• Supplied entries:

-- BEGIN --

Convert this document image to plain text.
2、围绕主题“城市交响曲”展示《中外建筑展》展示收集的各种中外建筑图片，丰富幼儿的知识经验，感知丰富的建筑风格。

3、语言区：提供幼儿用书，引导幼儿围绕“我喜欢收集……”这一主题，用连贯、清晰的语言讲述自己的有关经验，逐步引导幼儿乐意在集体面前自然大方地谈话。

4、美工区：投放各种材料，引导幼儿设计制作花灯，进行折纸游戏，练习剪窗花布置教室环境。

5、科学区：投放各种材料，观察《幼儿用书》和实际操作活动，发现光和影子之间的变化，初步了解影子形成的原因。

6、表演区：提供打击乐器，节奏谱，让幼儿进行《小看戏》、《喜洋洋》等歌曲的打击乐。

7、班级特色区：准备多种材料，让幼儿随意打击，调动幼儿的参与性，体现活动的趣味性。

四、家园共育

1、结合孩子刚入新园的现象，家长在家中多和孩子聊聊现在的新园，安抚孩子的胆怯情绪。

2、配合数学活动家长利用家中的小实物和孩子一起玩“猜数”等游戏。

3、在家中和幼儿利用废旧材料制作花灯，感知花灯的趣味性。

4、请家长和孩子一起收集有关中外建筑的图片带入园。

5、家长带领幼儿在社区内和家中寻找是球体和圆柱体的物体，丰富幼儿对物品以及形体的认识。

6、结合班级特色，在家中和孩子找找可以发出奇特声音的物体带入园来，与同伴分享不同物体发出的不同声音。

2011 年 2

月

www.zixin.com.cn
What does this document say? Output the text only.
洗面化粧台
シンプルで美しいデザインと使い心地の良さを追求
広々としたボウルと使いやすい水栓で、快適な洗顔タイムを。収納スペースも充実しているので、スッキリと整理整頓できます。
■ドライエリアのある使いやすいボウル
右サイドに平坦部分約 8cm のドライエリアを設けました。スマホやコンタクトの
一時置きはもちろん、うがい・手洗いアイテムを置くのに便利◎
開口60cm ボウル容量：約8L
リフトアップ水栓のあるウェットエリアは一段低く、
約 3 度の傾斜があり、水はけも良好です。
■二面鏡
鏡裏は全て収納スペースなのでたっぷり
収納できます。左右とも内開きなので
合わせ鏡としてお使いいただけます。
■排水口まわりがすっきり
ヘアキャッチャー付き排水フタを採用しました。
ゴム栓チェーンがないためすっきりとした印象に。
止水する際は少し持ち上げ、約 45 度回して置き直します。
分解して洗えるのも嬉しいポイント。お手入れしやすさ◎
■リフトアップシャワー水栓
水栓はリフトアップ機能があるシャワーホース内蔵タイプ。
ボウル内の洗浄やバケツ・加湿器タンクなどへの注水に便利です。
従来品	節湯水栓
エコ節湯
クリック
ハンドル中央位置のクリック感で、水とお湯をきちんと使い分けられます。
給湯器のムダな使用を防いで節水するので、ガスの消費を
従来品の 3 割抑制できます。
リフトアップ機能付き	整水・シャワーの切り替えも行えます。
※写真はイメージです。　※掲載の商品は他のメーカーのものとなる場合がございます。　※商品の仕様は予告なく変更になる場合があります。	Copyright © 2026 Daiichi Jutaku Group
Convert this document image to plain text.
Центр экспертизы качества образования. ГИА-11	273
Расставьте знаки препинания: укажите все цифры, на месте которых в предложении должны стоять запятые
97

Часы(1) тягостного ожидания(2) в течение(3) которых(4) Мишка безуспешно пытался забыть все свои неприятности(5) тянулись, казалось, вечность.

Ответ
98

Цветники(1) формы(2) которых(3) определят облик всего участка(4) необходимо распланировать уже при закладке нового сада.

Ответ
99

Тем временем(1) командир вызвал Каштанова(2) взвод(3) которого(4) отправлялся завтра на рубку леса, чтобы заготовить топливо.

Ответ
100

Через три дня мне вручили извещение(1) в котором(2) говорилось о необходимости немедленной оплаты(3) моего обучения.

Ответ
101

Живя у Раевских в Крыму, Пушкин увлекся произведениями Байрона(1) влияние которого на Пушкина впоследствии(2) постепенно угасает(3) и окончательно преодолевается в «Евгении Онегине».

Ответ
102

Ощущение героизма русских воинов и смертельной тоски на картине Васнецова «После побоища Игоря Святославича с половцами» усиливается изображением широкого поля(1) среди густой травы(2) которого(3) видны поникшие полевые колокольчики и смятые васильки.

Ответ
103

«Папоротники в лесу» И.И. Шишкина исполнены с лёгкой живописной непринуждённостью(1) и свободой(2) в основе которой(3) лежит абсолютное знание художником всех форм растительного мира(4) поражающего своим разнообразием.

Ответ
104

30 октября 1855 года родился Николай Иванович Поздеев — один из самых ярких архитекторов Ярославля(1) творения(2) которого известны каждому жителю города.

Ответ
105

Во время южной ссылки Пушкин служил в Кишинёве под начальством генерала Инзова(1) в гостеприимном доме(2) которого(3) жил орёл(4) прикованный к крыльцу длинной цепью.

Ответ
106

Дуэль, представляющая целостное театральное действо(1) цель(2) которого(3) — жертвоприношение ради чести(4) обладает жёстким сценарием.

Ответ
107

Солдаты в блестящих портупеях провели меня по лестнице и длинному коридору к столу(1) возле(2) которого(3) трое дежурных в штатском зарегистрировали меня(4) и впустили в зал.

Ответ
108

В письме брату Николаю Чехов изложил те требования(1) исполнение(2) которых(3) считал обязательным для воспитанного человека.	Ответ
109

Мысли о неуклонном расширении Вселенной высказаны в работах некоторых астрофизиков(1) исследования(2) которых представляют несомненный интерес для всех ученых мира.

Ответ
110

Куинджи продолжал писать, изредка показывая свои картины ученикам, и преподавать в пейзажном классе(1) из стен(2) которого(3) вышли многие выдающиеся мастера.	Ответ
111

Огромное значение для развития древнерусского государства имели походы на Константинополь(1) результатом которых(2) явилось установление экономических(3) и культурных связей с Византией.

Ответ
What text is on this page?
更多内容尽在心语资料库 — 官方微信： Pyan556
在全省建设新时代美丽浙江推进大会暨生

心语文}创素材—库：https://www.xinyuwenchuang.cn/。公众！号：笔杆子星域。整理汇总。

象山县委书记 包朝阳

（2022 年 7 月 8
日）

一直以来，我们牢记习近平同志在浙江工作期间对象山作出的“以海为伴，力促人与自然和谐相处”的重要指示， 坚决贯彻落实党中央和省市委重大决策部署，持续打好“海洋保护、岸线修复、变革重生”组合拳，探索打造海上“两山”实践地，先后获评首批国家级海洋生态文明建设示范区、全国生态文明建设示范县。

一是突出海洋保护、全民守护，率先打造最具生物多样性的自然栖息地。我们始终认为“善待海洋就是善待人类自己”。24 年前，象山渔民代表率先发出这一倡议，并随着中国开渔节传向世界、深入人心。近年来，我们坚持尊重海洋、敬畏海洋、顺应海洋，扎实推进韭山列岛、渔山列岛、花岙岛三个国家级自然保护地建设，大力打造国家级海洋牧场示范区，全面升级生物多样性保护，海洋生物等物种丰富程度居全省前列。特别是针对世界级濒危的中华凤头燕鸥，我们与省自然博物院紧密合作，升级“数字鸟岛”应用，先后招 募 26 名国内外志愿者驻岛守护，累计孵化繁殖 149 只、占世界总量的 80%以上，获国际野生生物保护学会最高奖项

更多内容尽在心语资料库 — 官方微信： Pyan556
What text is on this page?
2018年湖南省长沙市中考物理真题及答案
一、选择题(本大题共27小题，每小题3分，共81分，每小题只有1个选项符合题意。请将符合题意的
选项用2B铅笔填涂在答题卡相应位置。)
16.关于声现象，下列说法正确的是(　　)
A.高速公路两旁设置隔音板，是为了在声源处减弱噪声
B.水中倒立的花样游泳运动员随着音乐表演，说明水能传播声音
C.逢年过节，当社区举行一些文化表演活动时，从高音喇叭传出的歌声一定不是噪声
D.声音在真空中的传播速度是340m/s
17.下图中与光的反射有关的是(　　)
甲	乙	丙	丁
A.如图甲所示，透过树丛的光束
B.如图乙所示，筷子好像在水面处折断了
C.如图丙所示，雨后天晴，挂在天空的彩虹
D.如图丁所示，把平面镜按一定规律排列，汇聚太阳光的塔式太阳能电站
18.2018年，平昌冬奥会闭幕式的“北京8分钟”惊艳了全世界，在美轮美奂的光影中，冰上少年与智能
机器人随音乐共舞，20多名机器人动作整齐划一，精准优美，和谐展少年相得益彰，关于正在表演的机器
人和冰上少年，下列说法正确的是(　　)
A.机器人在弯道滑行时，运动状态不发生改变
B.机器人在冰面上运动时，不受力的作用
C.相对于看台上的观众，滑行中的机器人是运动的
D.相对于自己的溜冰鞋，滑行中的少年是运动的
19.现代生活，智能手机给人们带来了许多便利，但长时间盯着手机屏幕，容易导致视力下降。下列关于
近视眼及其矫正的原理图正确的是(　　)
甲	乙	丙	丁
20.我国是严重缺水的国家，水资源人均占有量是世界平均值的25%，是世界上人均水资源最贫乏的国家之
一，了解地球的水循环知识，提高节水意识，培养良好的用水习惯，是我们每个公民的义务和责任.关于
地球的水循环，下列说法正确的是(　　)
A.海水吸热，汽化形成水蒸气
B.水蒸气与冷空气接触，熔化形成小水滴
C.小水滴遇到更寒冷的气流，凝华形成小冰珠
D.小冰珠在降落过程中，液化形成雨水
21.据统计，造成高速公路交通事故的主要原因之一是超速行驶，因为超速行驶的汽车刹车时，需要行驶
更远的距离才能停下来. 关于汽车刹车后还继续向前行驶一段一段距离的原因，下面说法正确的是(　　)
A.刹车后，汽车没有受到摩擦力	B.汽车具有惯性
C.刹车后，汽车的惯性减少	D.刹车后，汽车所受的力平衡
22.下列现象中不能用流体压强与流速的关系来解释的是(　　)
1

-- END --

• Do this: Collect each line of the entries that has the word "Пушкин", copying it in full.

• Task response:
Живя у Раевских в Крыму, Пушкин увлекся произведениями Байрона(1) влияние которого на Пушкина впоследствии(2) постепенно угасает(3) и окончательно преодолевается в «Евгении Онегине».
Во время южной ссылки Пушкин служил в Кишинёве под начальством генерала Инзова(1) в гостеприимном доме(2) которого(3) жил орёл(4) прикованный к крыльцу длинной цепью.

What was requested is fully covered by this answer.